**WHAT TO WORK ON**
Spot each line in the records below where the word "JSON" occurs, then copy it.

********************

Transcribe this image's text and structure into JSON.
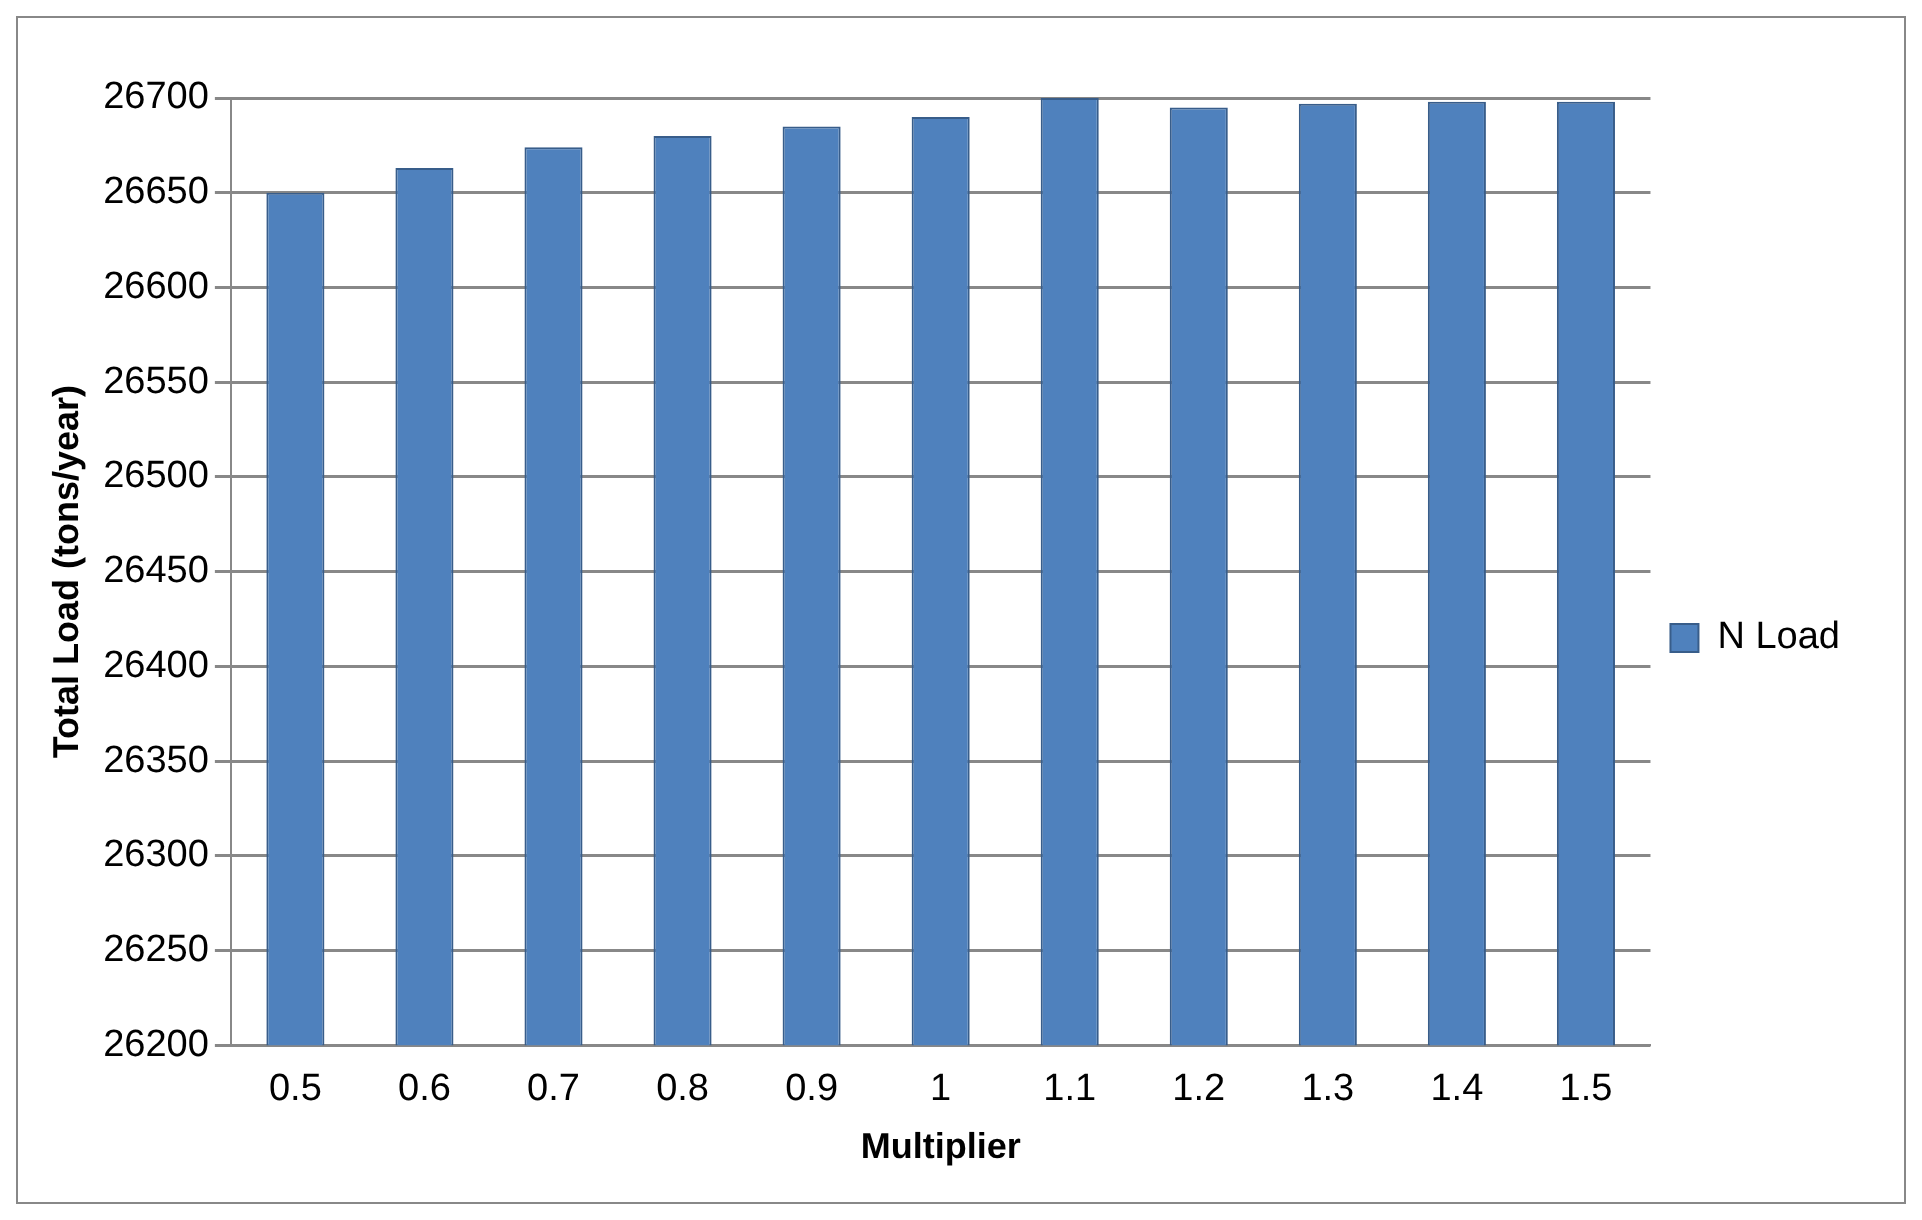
{
  "chart_data": {
    "type": "bar",
    "xlabel": "Multiplier",
    "ylabel": "Total Load (tons/year)",
    "categories": [
      "0.5",
      "0.6",
      "0.7",
      "0.8",
      "0.9",
      "1",
      "1.1",
      "1.2",
      "1.3",
      "1.4",
      "1.5"
    ],
    "series": [
      {
        "name": "N Load",
        "color": "#4f81bd",
        "values": [
          26650,
          26663,
          26674,
          26680,
          26685,
          26690,
          26700,
          26695,
          26697,
          26698,
          26698
        ]
      }
    ],
    "ylim": [
      26200,
      26700
    ],
    "yticks": [
      26200,
      26250,
      26300,
      26350,
      26400,
      26450,
      26500,
      26550,
      26600,
      26650,
      26700
    ],
    "grid": "y",
    "legend": "right"
  }
}
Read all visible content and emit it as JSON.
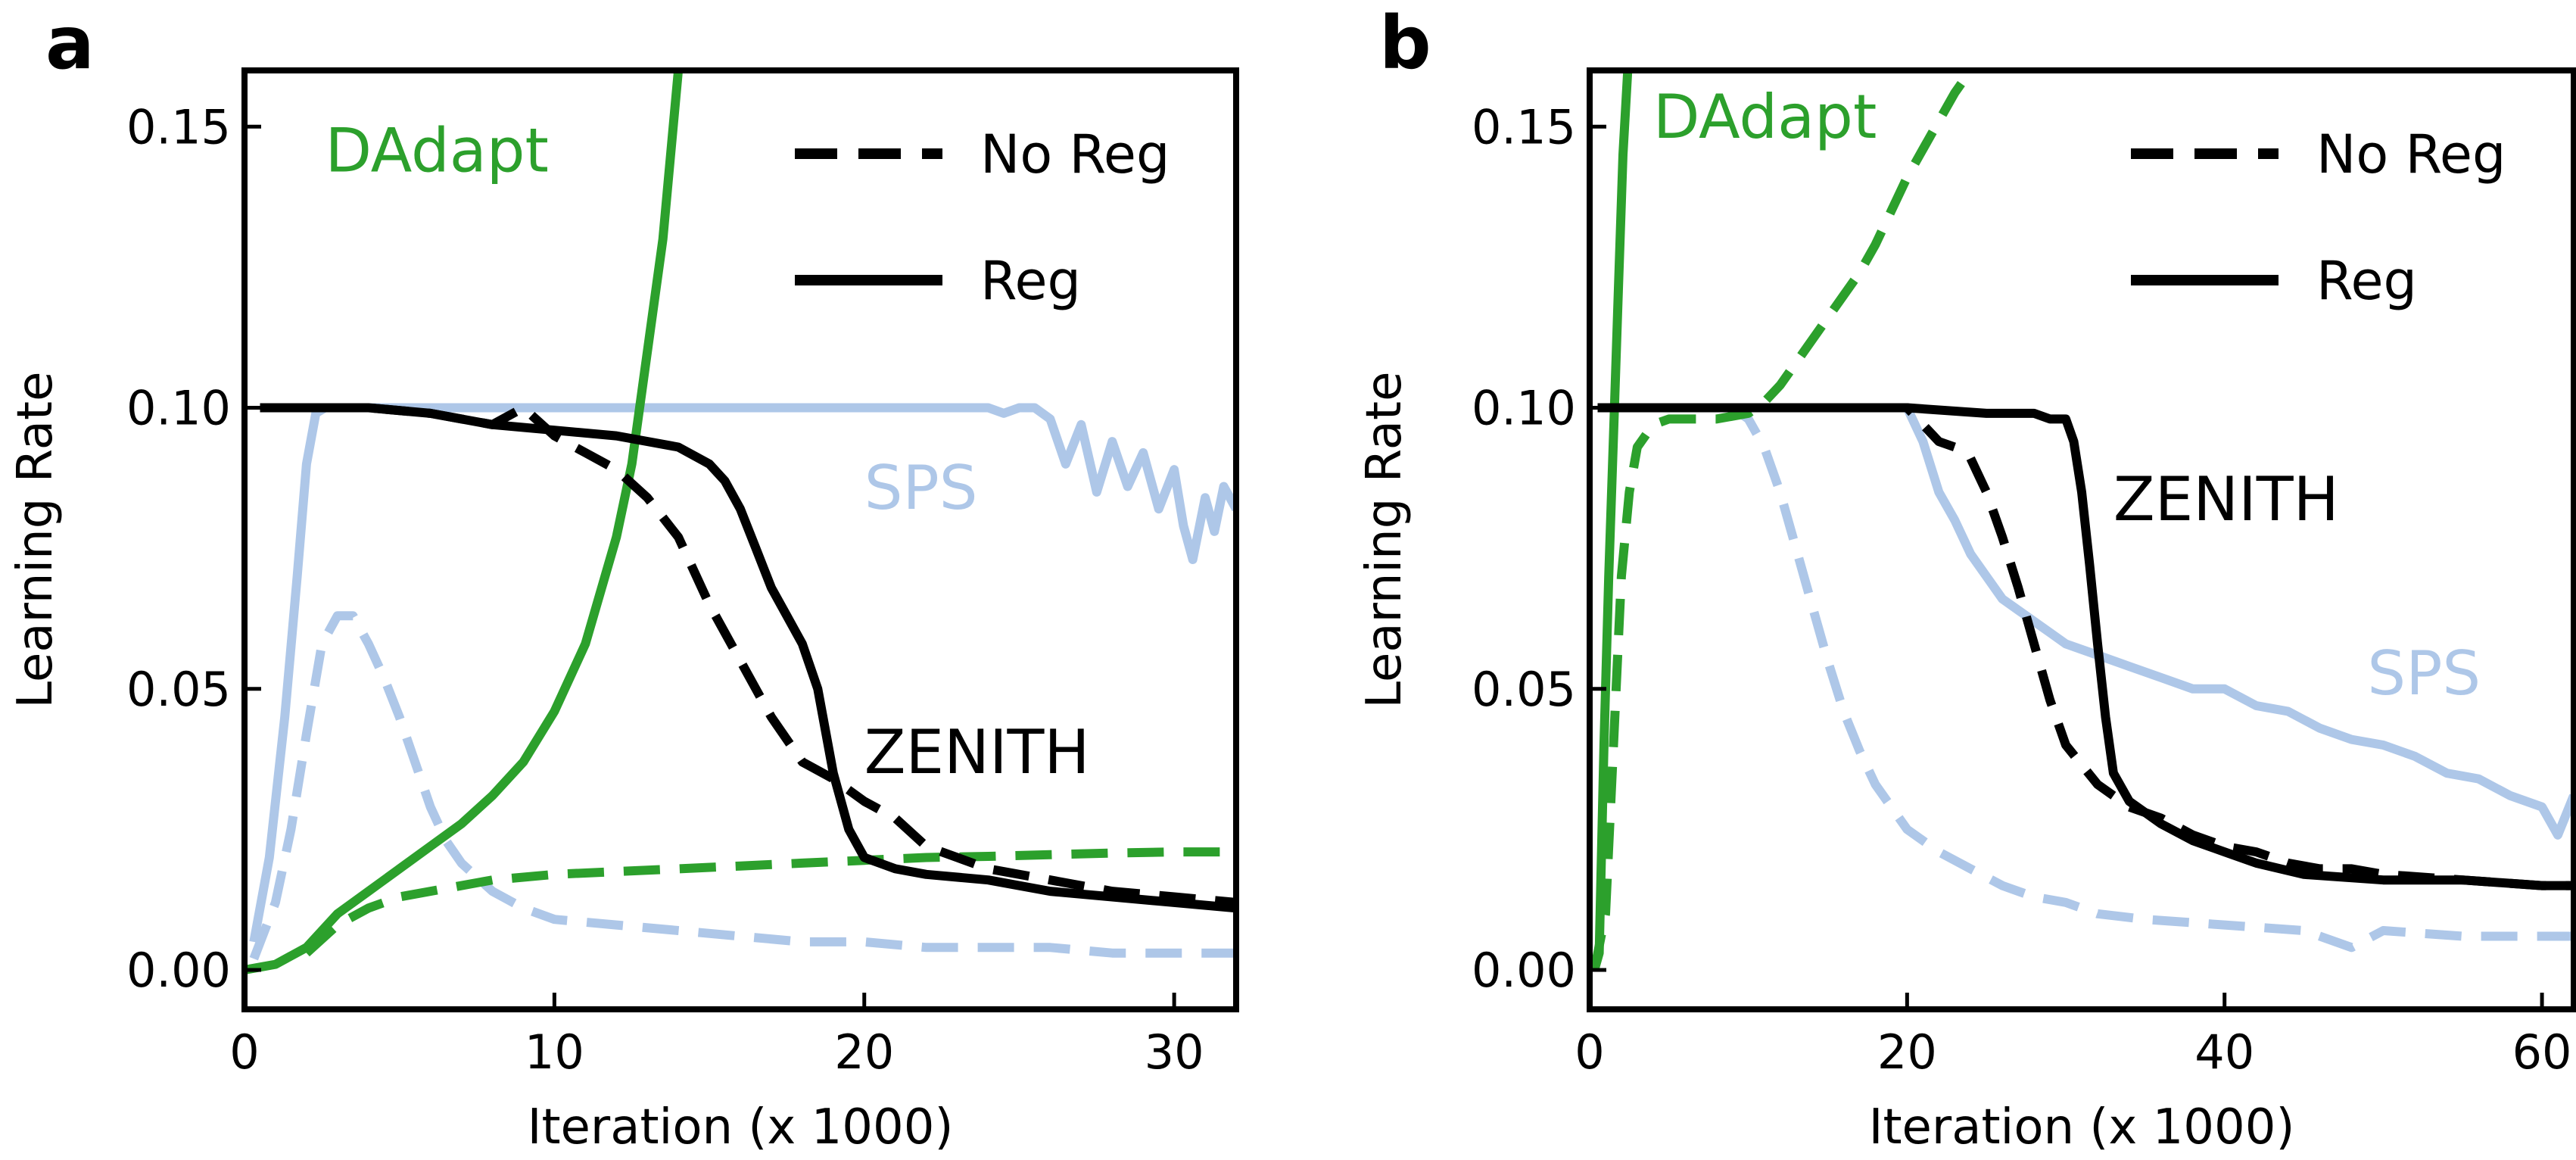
{
  "colors": {
    "dadapt": "#2ca02c",
    "sps": "#aec7e8",
    "zenith": "#000000"
  },
  "legend": {
    "no_reg": "No Reg",
    "reg": "Reg"
  },
  "chart_data": [
    {
      "type": "line",
      "panel": "a",
      "xlabel": "Iteration (x 1000)",
      "ylabel": "Learning Rate",
      "xlim": [
        0,
        32
      ],
      "ylim": [
        -0.007,
        0.16
      ],
      "xticks": [
        0,
        10,
        20,
        30
      ],
      "yticks": [
        0.0,
        0.05,
        0.1,
        0.15
      ],
      "yticklabels": [
        "0.00",
        "0.05",
        "0.10",
        "0.15"
      ],
      "legend_position": "top-right",
      "annotations": [
        {
          "text": "DAdapt",
          "x": 2.6,
          "y": 0.142,
          "color": "#2ca02c"
        },
        {
          "text": "SPS",
          "x": 20.0,
          "y": 0.082,
          "color": "#aec7e8"
        },
        {
          "text": "ZENITH",
          "x": 20.0,
          "y": 0.035,
          "color": "#000000"
        }
      ],
      "series": [
        {
          "method": "SPS",
          "style": "Reg",
          "color": "#aec7e8",
          "x": [
            0.3,
            0.8,
            1.3,
            1.7,
            2.0,
            2.3,
            2.6,
            5,
            10,
            15,
            20,
            23,
            24,
            24.5,
            25,
            25.5,
            26,
            26.5,
            27,
            27.5,
            28,
            28.5,
            29,
            29.5,
            30,
            30.3,
            30.6,
            31,
            31.3,
            31.6,
            32
          ],
          "y": [
            0.005,
            0.02,
            0.045,
            0.07,
            0.09,
            0.099,
            0.1,
            0.1,
            0.1,
            0.1,
            0.1,
            0.1,
            0.1,
            0.099,
            0.1,
            0.1,
            0.098,
            0.09,
            0.097,
            0.085,
            0.094,
            0.086,
            0.092,
            0.082,
            0.089,
            0.079,
            0.073,
            0.084,
            0.078,
            0.086,
            0.082
          ]
        },
        {
          "method": "SPS",
          "style": "No Reg",
          "color": "#aec7e8",
          "x": [
            0.3,
            1.0,
            1.5,
            2.0,
            2.5,
            3.0,
            3.5,
            4.0,
            4.5,
            5.0,
            5.5,
            6.0,
            6.5,
            7.0,
            8.0,
            9.0,
            10,
            12,
            14,
            16,
            18,
            20,
            22,
            24,
            26,
            28,
            30,
            32
          ],
          "y": [
            0.002,
            0.012,
            0.025,
            0.042,
            0.058,
            0.063,
            0.063,
            0.058,
            0.052,
            0.045,
            0.037,
            0.029,
            0.023,
            0.019,
            0.014,
            0.011,
            0.009,
            0.008,
            0.007,
            0.006,
            0.005,
            0.005,
            0.004,
            0.004,
            0.004,
            0.003,
            0.003,
            0.003
          ]
        },
        {
          "method": "DAdapt",
          "style": "Reg",
          "color": "#2ca02c",
          "x": [
            0,
            1,
            2,
            3,
            4,
            5,
            6,
            7,
            8,
            9,
            10,
            11,
            12,
            12.5,
            13,
            13.5,
            14
          ],
          "y": [
            0.0,
            0.001,
            0.004,
            0.01,
            0.014,
            0.018,
            0.022,
            0.026,
            0.031,
            0.037,
            0.046,
            0.058,
            0.077,
            0.09,
            0.11,
            0.13,
            0.16
          ]
        },
        {
          "method": "DAdapt",
          "style": "No Reg",
          "color": "#2ca02c",
          "x": [
            2,
            3,
            4,
            5,
            6,
            8,
            10,
            12,
            14,
            16,
            18,
            20,
            22,
            24,
            26,
            28,
            30,
            32
          ],
          "y": [
            0.003,
            0.008,
            0.011,
            0.013,
            0.014,
            0.016,
            0.017,
            0.0175,
            0.018,
            0.0185,
            0.019,
            0.0195,
            0.02,
            0.0202,
            0.0205,
            0.0208,
            0.021,
            0.021
          ]
        },
        {
          "method": "ZENITH",
          "style": "Reg",
          "color": "#000000",
          "x": [
            0.5,
            2,
            4,
            6,
            8,
            10,
            12,
            14,
            15,
            15.5,
            16,
            16.5,
            17,
            17.5,
            18,
            18.5,
            19,
            19.5,
            20,
            21,
            22,
            24,
            26,
            28,
            30,
            32
          ],
          "y": [
            0.1,
            0.1,
            0.1,
            0.099,
            0.097,
            0.096,
            0.095,
            0.093,
            0.09,
            0.087,
            0.082,
            0.075,
            0.068,
            0.063,
            0.058,
            0.05,
            0.035,
            0.025,
            0.02,
            0.018,
            0.017,
            0.016,
            0.014,
            0.013,
            0.012,
            0.011
          ]
        },
        {
          "method": "ZENITH",
          "style": "No Reg",
          "color": "#000000",
          "x": [
            0.5,
            2,
            4,
            6,
            8,
            9,
            10,
            11,
            12,
            13,
            14,
            15,
            16,
            17,
            18,
            19,
            20,
            21,
            22,
            23,
            24,
            26,
            28,
            30,
            32
          ],
          "y": [
            0.1,
            0.1,
            0.1,
            0.099,
            0.097,
            0.1,
            0.095,
            0.092,
            0.089,
            0.084,
            0.077,
            0.065,
            0.055,
            0.045,
            0.037,
            0.034,
            0.03,
            0.027,
            0.022,
            0.02,
            0.018,
            0.016,
            0.014,
            0.013,
            0.012
          ]
        }
      ]
    },
    {
      "type": "line",
      "panel": "b",
      "xlabel": "Iteration (x 1000)",
      "ylabel": "Learning Rate",
      "xlim": [
        0,
        62
      ],
      "ylim": [
        -0.007,
        0.16
      ],
      "xticks": [
        0,
        20,
        40,
        60
      ],
      "yticks": [
        0.0,
        0.05,
        0.1,
        0.15
      ],
      "yticklabels": [
        "0.00",
        "0.05",
        "0.10",
        "0.15"
      ],
      "legend_position": "top-right",
      "annotations": [
        {
          "text": "DAdapt",
          "x": 4.0,
          "y": 0.148,
          "color": "#2ca02c"
        },
        {
          "text": "SPS",
          "x": 49.0,
          "y": 0.049,
          "color": "#aec7e8"
        },
        {
          "text": "ZENITH",
          "x": 33.0,
          "y": 0.08,
          "color": "#000000"
        }
      ],
      "series": [
        {
          "method": "SPS",
          "style": "Reg",
          "color": "#aec7e8",
          "x": [
            2,
            5,
            8,
            10,
            12,
            14,
            16,
            18,
            20,
            21,
            22,
            23,
            24,
            25,
            26,
            27,
            28,
            29,
            30,
            32,
            34,
            36,
            38,
            40,
            42,
            44,
            46,
            48,
            50,
            52,
            54,
            56,
            58,
            60,
            61,
            62
          ],
          "y": [
            0.1,
            0.1,
            0.1,
            0.1,
            0.1,
            0.1,
            0.1,
            0.1,
            0.1,
            0.094,
            0.085,
            0.08,
            0.074,
            0.07,
            0.066,
            0.064,
            0.062,
            0.06,
            0.058,
            0.056,
            0.054,
            0.052,
            0.05,
            0.05,
            0.047,
            0.046,
            0.043,
            0.041,
            0.04,
            0.038,
            0.035,
            0.034,
            0.031,
            0.029,
            0.024,
            0.031
          ]
        },
        {
          "method": "SPS",
          "style": "No Reg",
          "color": "#aec7e8",
          "x": [
            9,
            10,
            11,
            12,
            13,
            14,
            15,
            16,
            17,
            18,
            19,
            20,
            22,
            24,
            26,
            28,
            30,
            32,
            35,
            40,
            45,
            48,
            50,
            55,
            60,
            62
          ],
          "y": [
            0.1,
            0.098,
            0.093,
            0.085,
            0.075,
            0.065,
            0.055,
            0.046,
            0.039,
            0.033,
            0.029,
            0.025,
            0.021,
            0.018,
            0.015,
            0.013,
            0.012,
            0.01,
            0.009,
            0.008,
            0.007,
            0.004,
            0.007,
            0.006,
            0.006,
            0.006
          ]
        },
        {
          "method": "DAdapt",
          "style": "Reg",
          "color": "#2ca02c",
          "x": [
            0.3,
            0.6,
            0.9,
            1.2,
            1.5,
            1.8,
            2.1,
            2.4
          ],
          "y": [
            0.0,
            0.003,
            0.04,
            0.07,
            0.095,
            0.12,
            0.145,
            0.16
          ]
        },
        {
          "method": "DAdapt",
          "style": "No Reg",
          "color": "#2ca02c",
          "x": [
            0.3,
            1,
            1.5,
            2,
            2.5,
            3,
            4,
            5,
            6,
            8,
            10,
            11,
            12,
            13,
            14,
            15,
            16,
            17,
            18,
            19,
            20,
            21,
            22,
            23,
            24
          ],
          "y": [
            0.0,
            0.01,
            0.04,
            0.07,
            0.085,
            0.093,
            0.097,
            0.098,
            0.098,
            0.098,
            0.099,
            0.101,
            0.104,
            0.108,
            0.112,
            0.116,
            0.12,
            0.124,
            0.129,
            0.135,
            0.141,
            0.146,
            0.151,
            0.156,
            0.16
          ]
        },
        {
          "method": "ZENITH",
          "style": "Reg",
          "color": "#000000",
          "x": [
            0.5,
            5,
            10,
            15,
            20,
            25,
            28,
            29,
            30,
            30.5,
            31,
            31.5,
            32,
            32.5,
            33,
            34,
            35,
            36,
            38,
            40,
            42,
            45,
            50,
            55,
            60,
            62
          ],
          "y": [
            0.1,
            0.1,
            0.1,
            0.1,
            0.1,
            0.099,
            0.099,
            0.098,
            0.098,
            0.094,
            0.085,
            0.072,
            0.058,
            0.045,
            0.035,
            0.03,
            0.028,
            0.026,
            0.023,
            0.021,
            0.019,
            0.017,
            0.016,
            0.016,
            0.015,
            0.015
          ]
        },
        {
          "method": "ZENITH",
          "style": "No Reg",
          "color": "#000000",
          "x": [
            0.5,
            5,
            10,
            15,
            20,
            21,
            22,
            23,
            24,
            25,
            26,
            27,
            28,
            29,
            30,
            32,
            34,
            36,
            38,
            40,
            42,
            44,
            46,
            48,
            50,
            55,
            60,
            62
          ],
          "y": [
            0.1,
            0.1,
            0.1,
            0.1,
            0.1,
            0.097,
            0.094,
            0.093,
            0.091,
            0.085,
            0.077,
            0.068,
            0.058,
            0.048,
            0.04,
            0.033,
            0.029,
            0.027,
            0.024,
            0.022,
            0.021,
            0.019,
            0.018,
            0.018,
            0.017,
            0.016,
            0.015,
            0.015
          ]
        }
      ]
    }
  ]
}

********************

**CORRECT RESPONSE**
Transcribe this image's text and structure into JSON.
Read all visible content and emit it as JSON.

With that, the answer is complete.